- [Written problem] Rewrite every line of the records below as a numbered list, skipping blank lines and leaving out the pictures.

--- START OF Listing ---

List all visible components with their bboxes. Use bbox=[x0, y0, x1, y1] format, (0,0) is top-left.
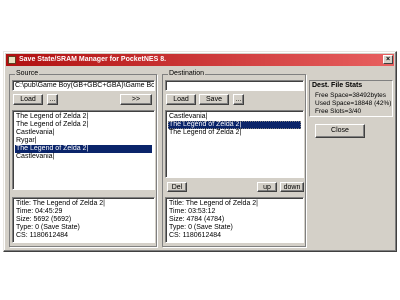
source-list[interactable]: The Legend of Zelda 2| The Legend of Zel… bbox=[12, 110, 155, 190]
destination-list-item[interactable]: The Legend of Zelda 2| bbox=[168, 129, 301, 137]
source-list-item[interactable]: Rygar| bbox=[15, 137, 152, 145]
source-list-item[interactable]: The Legend of Zelda 2| bbox=[15, 113, 152, 121]
window-close-button[interactable]: × bbox=[383, 55, 393, 64]
stats-header: Dest. File Stats bbox=[312, 82, 363, 89]
close-button[interactable]: Close bbox=[315, 124, 365, 138]
source-info-type: Type: 0 (Save State) bbox=[16, 224, 80, 231]
transfer-button[interactable]: >> bbox=[120, 94, 152, 105]
window-title: Save State/SRAM Manager for PocketNES 8. bbox=[19, 56, 167, 63]
destination-load-button[interactable]: Load bbox=[166, 94, 196, 105]
source-list-item[interactable]: The Legend of Zelda 2| bbox=[15, 145, 152, 153]
destination-info-size: Size: 4784 (4784) bbox=[169, 216, 225, 223]
destination-info-title: Title: The Legend of Zelda 2| bbox=[169, 200, 258, 207]
destination-browse-button[interactable]: ... bbox=[233, 94, 244, 105]
source-info-size: Size: 5692 (5692) bbox=[16, 216, 72, 223]
source-list-item[interactable]: Castlevania| bbox=[15, 129, 152, 137]
source-load-button[interactable]: Load bbox=[13, 94, 43, 105]
stats-free-space: Free Space=38492bytes bbox=[315, 92, 387, 99]
source-list-item[interactable]: The Legend of Zelda 2| bbox=[15, 121, 152, 129]
destination-list-item[interactable]: Castlevania| bbox=[168, 113, 301, 121]
stats-free-slots: Free Slots=3/40 bbox=[315, 108, 362, 115]
stats-used-space: Used Space=18848 (42%) bbox=[315, 100, 392, 107]
delete-button[interactable]: Del bbox=[167, 182, 187, 192]
source-info-title: Title: The Legend of Zelda 2| bbox=[16, 200, 105, 207]
app-icon bbox=[8, 56, 16, 64]
source-info-checksum: CS: 1180612484 bbox=[16, 232, 69, 239]
destination-list[interactable]: Castlevania| The Legend of Zelda 2| The … bbox=[165, 110, 304, 178]
source-browse-button[interactable]: ... bbox=[47, 94, 58, 105]
destination-info-type: Type: 0 (Save State) bbox=[169, 224, 233, 231]
destination-path-field[interactable] bbox=[165, 80, 304, 91]
destination-info-time: Time: 03:53:12 bbox=[169, 208, 216, 215]
move-up-button[interactable]: up bbox=[257, 182, 277, 192]
destination-save-button[interactable]: Save bbox=[199, 94, 229, 105]
destination-legend: Destination bbox=[168, 70, 206, 78]
source-path-field[interactable]: C:\pub\Game Boy(GB+GBC+GBA)\Game Boy bbox=[12, 80, 155, 91]
destination-info-panel: Title: The Legend of Zelda 2| Time: 03:5… bbox=[165, 197, 304, 243]
destination-info-checksum: CS: 1180612484 bbox=[169, 232, 222, 239]
destination-list-item[interactable]: The Legend of Zelda 2| bbox=[168, 121, 301, 129]
dest-file-stats-panel: Dest. File Stats Free Space=38492bytes U… bbox=[309, 80, 393, 117]
save-state-manager-window: Save State/SRAM Manager for PocketNES 8.… bbox=[3, 51, 397, 252]
source-legend: Source bbox=[15, 70, 40, 78]
source-path-text: C:\pub\Game Boy(GB+GBC+GBA)\Game Boy bbox=[15, 82, 155, 89]
title-bar[interactable]: Save State/SRAM Manager for PocketNES 8.… bbox=[6, 54, 394, 66]
source-info-panel: Title: The Legend of Zelda 2| Time: 04:4… bbox=[12, 197, 155, 243]
move-down-button[interactable]: down bbox=[280, 182, 304, 192]
source-info-time: Time: 04:45:29 bbox=[16, 208, 63, 215]
source-list-item[interactable]: Castlevania| bbox=[15, 153, 152, 161]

--- END OF Listing ---

- [Solution to the exercise]
1. List all visible components with their bboxes. Use bbox=[x0, y0, x1, y1] format, (0,0) is top-left.
2. source-list[interactable]: The Legend of Zelda 2| The Legend of Zel… bbox=[12, 110, 155, 190]
3. destination-list-item[interactable]: The Legend of Zelda 2| bbox=[168, 129, 301, 137]
4. source-list-item[interactable]: Rygar| bbox=[15, 137, 152, 145]
5. source-list-item[interactable]: The Legend of Zelda 2| bbox=[15, 113, 152, 121]
6. window-close-button[interactable]: × bbox=[383, 55, 393, 64]
7. stats-header: Dest. File Stats bbox=[312, 82, 363, 89]
8. close-button[interactable]: Close bbox=[315, 124, 365, 138]
9. source-info-type: Type: 0 (Save State) bbox=[16, 224, 80, 231]
10. transfer-button[interactable]: >> bbox=[120, 94, 152, 105]
11. window-title: Save State/SRAM Manager for PocketNES 8. bbox=[19, 56, 167, 63]
12. destination-load-button[interactable]: Load bbox=[166, 94, 196, 105]
13. source-list-item[interactable]: The Legend of Zelda 2| bbox=[15, 145, 152, 153]
14. destination-info-size: Size: 4784 (4784) bbox=[169, 216, 225, 223]
15. destination-info-title: Title: The Legend of Zelda 2| bbox=[169, 200, 258, 207]
16. destination-browse-button[interactable]: ... bbox=[233, 94, 244, 105]
17. source-info-size: Size: 5692 (5692) bbox=[16, 216, 72, 223]
18. source-list-item[interactable]: Castlevania| bbox=[15, 129, 152, 137]
19. source-load-button[interactable]: Load bbox=[13, 94, 43, 105]
20. stats-free-space: Free Space=38492bytes bbox=[315, 92, 387, 99]
21. source-list-item[interactable]: The Legend of Zelda 2| bbox=[15, 121, 152, 129]
22. destination-list-item[interactable]: Castlevania| bbox=[168, 113, 301, 121]
23. stats-free-slots: Free Slots=3/40 bbox=[315, 108, 362, 115]
24. stats-used-space: Used Space=18848 (42%) bbox=[315, 100, 392, 107]
25. delete-button[interactable]: Del bbox=[167, 182, 187, 192]
26. source-info-title: Title: The Legend of Zelda 2| bbox=[16, 200, 105, 207]
27. app-icon bbox=[8, 56, 16, 64]
28. source-info-checksum: CS: 1180612484 bbox=[16, 232, 69, 239]
29. destination-list[interactable]: Castlevania| The Legend of Zelda 2| The … bbox=[165, 110, 304, 178]
30. source-browse-button[interactable]: ... bbox=[47, 94, 58, 105]
31. destination-info-type: Type: 0 (Save State) bbox=[169, 224, 233, 231]
32. destination-path-field[interactable] bbox=[165, 80, 304, 91]
33. destination-info-time: Time: 03:53:12 bbox=[169, 208, 216, 215]
34. move-up-button[interactable]: up bbox=[257, 182, 277, 192]
35. destination-save-button[interactable]: Save bbox=[199, 94, 229, 105]
36. destination-legend: Destination bbox=[168, 70, 206, 78]
37. source-path-field[interactable]: C:\pub\Game Boy(GB+GBC+GBA)\Game Boy bbox=[12, 80, 155, 91]
38. destination-info-panel: Title: The Legend of Zelda 2| Time: 03:5… bbox=[165, 197, 304, 243]
39. destination-info-checksum: CS: 1180612484 bbox=[169, 232, 222, 239]
40. destination-list-item[interactable]: The Legend of Zelda 2| bbox=[168, 121, 301, 129]
41. dest-file-stats-panel: Dest. File Stats Free Space=38492bytes U… bbox=[309, 80, 393, 117]
42. save-state-manager-window: Save State/SRAM Manager for PocketNES 8.… bbox=[3, 51, 397, 252]
43. source-legend: Source bbox=[15, 70, 40, 78]
44. source-path-text: C:\pub\Game Boy(GB+GBC+GBA)\Game Boy bbox=[15, 82, 155, 89]
45. title-bar[interactable]: Save State/SRAM Manager for PocketNES 8.… bbox=[6, 54, 394, 66]
46. source-info-panel: Title: The Legend of Zelda 2| Time: 04:4… bbox=[12, 197, 155, 243]
47. move-down-button[interactable]: down bbox=[280, 182, 304, 192]
48. source-info-time: Time: 04:45:29 bbox=[16, 208, 63, 215]
49. source-list-item[interactable]: Castlevania| bbox=[15, 153, 152, 161]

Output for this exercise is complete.